### Work required
Please repeat all of the listing exactly.

### Dataset entries
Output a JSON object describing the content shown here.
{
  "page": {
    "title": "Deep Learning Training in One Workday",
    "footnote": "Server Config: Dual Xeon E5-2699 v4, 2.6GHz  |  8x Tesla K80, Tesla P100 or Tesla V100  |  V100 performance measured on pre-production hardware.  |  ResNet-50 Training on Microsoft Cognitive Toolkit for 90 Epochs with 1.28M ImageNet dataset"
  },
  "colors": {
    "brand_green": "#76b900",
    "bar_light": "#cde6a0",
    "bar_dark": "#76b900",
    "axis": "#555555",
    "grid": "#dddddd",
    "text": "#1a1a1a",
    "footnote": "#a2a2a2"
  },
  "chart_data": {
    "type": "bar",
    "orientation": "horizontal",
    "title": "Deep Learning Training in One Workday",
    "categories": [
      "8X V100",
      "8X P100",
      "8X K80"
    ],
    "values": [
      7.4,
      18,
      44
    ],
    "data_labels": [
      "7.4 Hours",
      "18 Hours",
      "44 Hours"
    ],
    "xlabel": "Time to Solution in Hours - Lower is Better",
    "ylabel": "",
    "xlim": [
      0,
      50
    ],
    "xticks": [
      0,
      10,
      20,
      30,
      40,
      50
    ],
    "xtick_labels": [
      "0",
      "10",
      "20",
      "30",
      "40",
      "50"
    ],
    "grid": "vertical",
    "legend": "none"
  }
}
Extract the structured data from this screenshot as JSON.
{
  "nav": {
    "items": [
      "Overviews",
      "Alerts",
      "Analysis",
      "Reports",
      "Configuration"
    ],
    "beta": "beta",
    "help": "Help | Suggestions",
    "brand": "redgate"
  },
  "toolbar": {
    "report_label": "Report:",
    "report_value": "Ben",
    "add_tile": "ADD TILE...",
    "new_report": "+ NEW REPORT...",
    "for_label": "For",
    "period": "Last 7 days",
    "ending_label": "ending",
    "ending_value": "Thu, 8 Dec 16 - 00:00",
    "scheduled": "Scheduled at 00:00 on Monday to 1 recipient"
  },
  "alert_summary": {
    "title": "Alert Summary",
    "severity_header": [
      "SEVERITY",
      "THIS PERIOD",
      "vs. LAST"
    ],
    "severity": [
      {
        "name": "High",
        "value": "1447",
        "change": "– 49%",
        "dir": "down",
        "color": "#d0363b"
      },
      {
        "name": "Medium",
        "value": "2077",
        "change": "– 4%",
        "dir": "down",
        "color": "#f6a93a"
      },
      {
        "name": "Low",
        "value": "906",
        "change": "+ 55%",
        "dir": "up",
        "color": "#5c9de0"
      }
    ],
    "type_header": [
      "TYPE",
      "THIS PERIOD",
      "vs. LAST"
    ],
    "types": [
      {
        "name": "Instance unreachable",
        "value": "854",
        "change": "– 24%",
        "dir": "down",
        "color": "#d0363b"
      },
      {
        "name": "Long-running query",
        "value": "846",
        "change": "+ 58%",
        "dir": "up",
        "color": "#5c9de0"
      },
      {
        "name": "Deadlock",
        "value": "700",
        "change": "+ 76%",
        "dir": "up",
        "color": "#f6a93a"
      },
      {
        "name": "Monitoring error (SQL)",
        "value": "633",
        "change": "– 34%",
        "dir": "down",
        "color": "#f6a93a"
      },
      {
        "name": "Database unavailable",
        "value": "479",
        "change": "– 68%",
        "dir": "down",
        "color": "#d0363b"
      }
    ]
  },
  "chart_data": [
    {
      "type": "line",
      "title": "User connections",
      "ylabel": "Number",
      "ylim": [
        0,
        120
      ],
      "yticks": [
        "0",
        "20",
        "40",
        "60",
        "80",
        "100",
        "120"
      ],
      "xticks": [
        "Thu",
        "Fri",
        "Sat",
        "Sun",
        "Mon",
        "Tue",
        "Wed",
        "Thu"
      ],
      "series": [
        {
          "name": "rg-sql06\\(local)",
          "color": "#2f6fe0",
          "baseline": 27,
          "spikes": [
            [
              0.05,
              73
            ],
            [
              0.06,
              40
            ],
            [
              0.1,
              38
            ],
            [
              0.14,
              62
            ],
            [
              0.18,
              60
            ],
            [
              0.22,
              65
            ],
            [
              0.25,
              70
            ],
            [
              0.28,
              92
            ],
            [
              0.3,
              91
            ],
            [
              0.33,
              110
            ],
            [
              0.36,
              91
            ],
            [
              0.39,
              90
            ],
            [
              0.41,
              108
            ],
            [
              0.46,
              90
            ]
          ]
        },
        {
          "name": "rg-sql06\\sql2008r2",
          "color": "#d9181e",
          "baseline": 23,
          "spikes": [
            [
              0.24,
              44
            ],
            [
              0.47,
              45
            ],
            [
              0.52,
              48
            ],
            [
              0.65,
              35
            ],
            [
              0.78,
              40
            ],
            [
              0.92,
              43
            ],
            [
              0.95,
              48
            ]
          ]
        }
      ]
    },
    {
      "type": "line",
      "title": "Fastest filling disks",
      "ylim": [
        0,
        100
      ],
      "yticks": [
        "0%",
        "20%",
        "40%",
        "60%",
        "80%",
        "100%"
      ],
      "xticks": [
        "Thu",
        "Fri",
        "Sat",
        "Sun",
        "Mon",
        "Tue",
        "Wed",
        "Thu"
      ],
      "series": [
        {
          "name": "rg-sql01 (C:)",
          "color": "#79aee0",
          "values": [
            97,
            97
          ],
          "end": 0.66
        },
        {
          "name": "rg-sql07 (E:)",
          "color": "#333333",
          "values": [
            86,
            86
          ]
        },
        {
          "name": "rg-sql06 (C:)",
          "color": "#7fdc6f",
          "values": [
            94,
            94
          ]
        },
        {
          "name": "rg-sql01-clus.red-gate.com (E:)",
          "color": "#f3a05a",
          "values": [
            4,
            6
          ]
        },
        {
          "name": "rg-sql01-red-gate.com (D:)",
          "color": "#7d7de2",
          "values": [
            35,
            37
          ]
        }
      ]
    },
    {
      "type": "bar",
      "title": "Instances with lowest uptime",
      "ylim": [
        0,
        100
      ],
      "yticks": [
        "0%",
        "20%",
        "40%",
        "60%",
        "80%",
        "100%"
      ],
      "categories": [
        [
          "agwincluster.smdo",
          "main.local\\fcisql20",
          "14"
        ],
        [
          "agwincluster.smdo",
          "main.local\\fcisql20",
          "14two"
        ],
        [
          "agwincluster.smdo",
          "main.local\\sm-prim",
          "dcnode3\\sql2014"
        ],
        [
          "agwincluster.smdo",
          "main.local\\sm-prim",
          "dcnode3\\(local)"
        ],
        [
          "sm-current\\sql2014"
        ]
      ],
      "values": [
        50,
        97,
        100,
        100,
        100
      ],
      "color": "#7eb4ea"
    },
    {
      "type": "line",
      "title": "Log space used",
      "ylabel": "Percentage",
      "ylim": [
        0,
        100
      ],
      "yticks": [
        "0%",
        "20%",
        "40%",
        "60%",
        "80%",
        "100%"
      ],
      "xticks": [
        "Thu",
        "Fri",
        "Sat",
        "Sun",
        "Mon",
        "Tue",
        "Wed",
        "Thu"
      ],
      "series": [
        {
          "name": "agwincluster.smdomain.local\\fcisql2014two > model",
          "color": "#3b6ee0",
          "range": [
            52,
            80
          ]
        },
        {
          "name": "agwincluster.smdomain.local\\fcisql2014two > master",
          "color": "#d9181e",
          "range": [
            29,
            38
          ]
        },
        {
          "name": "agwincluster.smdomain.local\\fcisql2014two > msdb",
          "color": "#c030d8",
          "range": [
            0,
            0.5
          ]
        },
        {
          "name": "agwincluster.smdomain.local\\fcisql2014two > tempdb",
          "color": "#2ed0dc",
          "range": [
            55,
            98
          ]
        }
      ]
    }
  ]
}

### Result
Output a JSON object describing the content shown here.
{
  "page": {
    "title": "Deep Learning Training in One Workday",
    "footnote": "Server Config: Dual Xeon E5-2699 v4, 2.6GHz  |  8x Tesla K80, Tesla P100 or Tesla V100  |  V100 performance measured on pre-production hardware.  |  ResNet-50 Training on Microsoft Cognitive Toolkit for 90 Epochs with 1.28M ImageNet dataset"
  },
  "colors": {
    "brand_green": "#76b900",
    "bar_light": "#cde6a0",
    "bar_dark": "#76b900",
    "axis": "#555555",
    "grid": "#dddddd",
    "text": "#1a1a1a",
    "footnote": "#a2a2a2"
  },
  "chart_data": {
    "type": "bar",
    "orientation": "horizontal",
    "title": "Deep Learning Training in One Workday",
    "categories": [
      "8X V100",
      "8X P100",
      "8X K80"
    ],
    "values": [
      7.4,
      18,
      44
    ],
    "data_labels": [
      "7.4 Hours",
      "18 Hours",
      "44 Hours"
    ],
    "xlabel": "Time to Solution in Hours - Lower is Better",
    "ylabel": "",
    "xlim": [
      0,
      50
    ],
    "xticks": [
      0,
      10,
      20,
      30,
      40,
      50
    ],
    "xtick_labels": [
      "0",
      "10",
      "20",
      "30",
      "40",
      "50"
    ],
    "grid": "vertical",
    "legend": "none"
  }
}
Extract the structured data from this screenshot as JSON.
{
  "nav": {
    "items": [
      "Overviews",
      "Alerts",
      "Analysis",
      "Reports",
      "Configuration"
    ],
    "beta": "beta",
    "help": "Help | Suggestions",
    "brand": "redgate"
  },
  "toolbar": {
    "report_label": "Report:",
    "report_value": "Ben",
    "add_tile": "ADD TILE...",
    "new_report": "+ NEW REPORT...",
    "for_label": "For",
    "period": "Last 7 days",
    "ending_label": "ending",
    "ending_value": "Thu, 8 Dec 16 - 00:00",
    "scheduled": "Scheduled at 00:00 on Monday to 1 recipient"
  },
  "alert_summary": {
    "title": "Alert Summary",
    "severity_header": [
      "SEVERITY",
      "THIS PERIOD",
      "vs. LAST"
    ],
    "severity": [
      {
        "name": "High",
        "value": "1447",
        "change": "– 49%",
        "dir": "down",
        "color": "#d0363b"
      },
      {
        "name": "Medium",
        "value": "2077",
        "change": "– 4%",
        "dir": "down",
        "color": "#f6a93a"
      },
      {
        "name": "Low",
        "value": "906",
        "change": "+ 55%",
        "dir": "up",
        "color": "#5c9de0"
      }
    ],
    "type_header": [
      "TYPE",
      "THIS PERIOD",
      "vs. LAST"
    ],
    "types": [
      {
        "name": "Instance unreachable",
        "value": "854",
        "change": "– 24%",
        "dir": "down",
        "color": "#d0363b"
      },
      {
        "name": "Long-running query",
        "value": "846",
        "change": "+ 58%",
        "dir": "up",
        "color": "#5c9de0"
      },
      {
        "name": "Deadlock",
        "value": "700",
        "change": "+ 76%",
        "dir": "up",
        "color": "#f6a93a"
      },
      {
        "name": "Monitoring error (SQL)",
        "value": "633",
        "change": "– 34%",
        "dir": "down",
        "color": "#f6a93a"
      },
      {
        "name": "Database unavailable",
        "value": "479",
        "change": "– 68%",
        "dir": "down",
        "color": "#d0363b"
      }
    ]
  },
  "chart_data": [
    {
      "type": "line",
      "title": "User connections",
      "ylabel": "Number",
      "ylim": [
        0,
        120
      ],
      "yticks": [
        "0",
        "20",
        "40",
        "60",
        "80",
        "100",
        "120"
      ],
      "xticks": [
        "Thu",
        "Fri",
        "Sat",
        "Sun",
        "Mon",
        "Tue",
        "Wed",
        "Thu"
      ],
      "series": [
        {
          "name": "rg-sql06\\(local)",
          "color": "#2f6fe0",
          "baseline": 27,
          "spikes": [
            [
              0.05,
              73
            ],
            [
              0.06,
              40
            ],
            [
              0.1,
              38
            ],
            [
              0.14,
              62
            ],
            [
              0.18,
              60
            ],
            [
              0.22,
              65
            ],
            [
              0.25,
              70
            ],
            [
              0.28,
              92
            ],
            [
              0.3,
              91
            ],
            [
              0.33,
              110
            ],
            [
              0.36,
              91
            ],
            [
              0.39,
              90
            ],
            [
              0.41,
              108
            ],
            [
              0.46,
              90
            ]
          ]
        },
        {
          "name": "rg-sql06\\sql2008r2",
          "color": "#d9181e",
          "baseline": 23,
          "spikes": [
            [
              0.24,
              44
            ],
            [
              0.47,
              45
            ],
            [
              0.52,
              48
            ],
            [
              0.65,
              35
            ],
            [
              0.78,
              40
            ],
            [
              0.92,
              43
            ],
            [
              0.95,
              48
            ]
          ]
        }
      ]
    },
    {
      "type": "line",
      "title": "Fastest filling disks",
      "ylim": [
        0,
        100
      ],
      "yticks": [
        "0%",
        "20%",
        "40%",
        "60%",
        "80%",
        "100%"
      ],
      "xticks": [
        "Thu",
        "Fri",
        "Sat",
        "Sun",
        "Mon",
        "Tue",
        "Wed",
        "Thu"
      ],
      "series": [
        {
          "name": "rg-sql01 (C:)",
          "color": "#79aee0",
          "values": [
            97,
            97
          ],
          "end": 0.66
        },
        {
          "name": "rg-sql07 (E:)",
          "color": "#333333",
          "values": [
            86,
            86
          ]
        },
        {
          "name": "rg-sql06 (C:)",
          "color": "#7fdc6f",
          "values": [
            94,
            94
          ]
        },
        {
          "name": "rg-sql01-clus.red-gate.com (E:)",
          "color": "#f3a05a",
          "values": [
            4,
            6
          ]
        },
        {
          "name": "rg-sql01-red-gate.com (D:)",
          "color": "#7d7de2",
          "values": [
            35,
            37
          ]
        }
      ]
    },
    {
      "type": "bar",
      "title": "Instances with lowest uptime",
      "ylim": [
        0,
        100
      ],
      "yticks": [
        "0%",
        "20%",
        "40%",
        "60%",
        "80%",
        "100%"
      ],
      "categories": [
        [
          "agwincluster.smdo",
          "main.local\\fcisql20",
          "14"
        ],
        [
          "agwincluster.smdo",
          "main.local\\fcisql20",
          "14two"
        ],
        [
          "agwincluster.smdo",
          "main.local\\sm-prim",
          "dcnode3\\sql2014"
        ],
        [
          "agwincluster.smdo",
          "main.local\\sm-prim",
          "dcnode3\\(local)"
        ],
        [
          "sm-current\\sql2014"
        ]
      ],
      "values": [
        50,
        97,
        100,
        100,
        100
      ],
      "color": "#7eb4ea"
    },
    {
      "type": "line",
      "title": "Log space used",
      "ylabel": "Percentage",
      "ylim": [
        0,
        100
      ],
      "yticks": [
        "0%",
        "20%",
        "40%",
        "60%",
        "80%",
        "100%"
      ],
      "xticks": [
        "Thu",
        "Fri",
        "Sat",
        "Sun",
        "Mon",
        "Tue",
        "Wed",
        "Thu"
      ],
      "series": [
        {
          "name": "agwincluster.smdomain.local\\fcisql2014two > model",
          "color": "#3b6ee0",
          "range": [
            52,
            80
          ]
        },
        {
          "name": "agwincluster.smdomain.local\\fcisql2014two > master",
          "color": "#d9181e",
          "range": [
            29,
            38
          ]
        },
        {
          "name": "agwincluster.smdomain.local\\fcisql2014two > msdb",
          "color": "#c030d8",
          "range": [
            0,
            0.5
          ]
        },
        {
          "name": "agwincluster.smdomain.local\\fcisql2014two > tempdb",
          "color": "#2ed0dc",
          "range": [
            55,
            98
          ]
        }
      ]
    }
  ]
}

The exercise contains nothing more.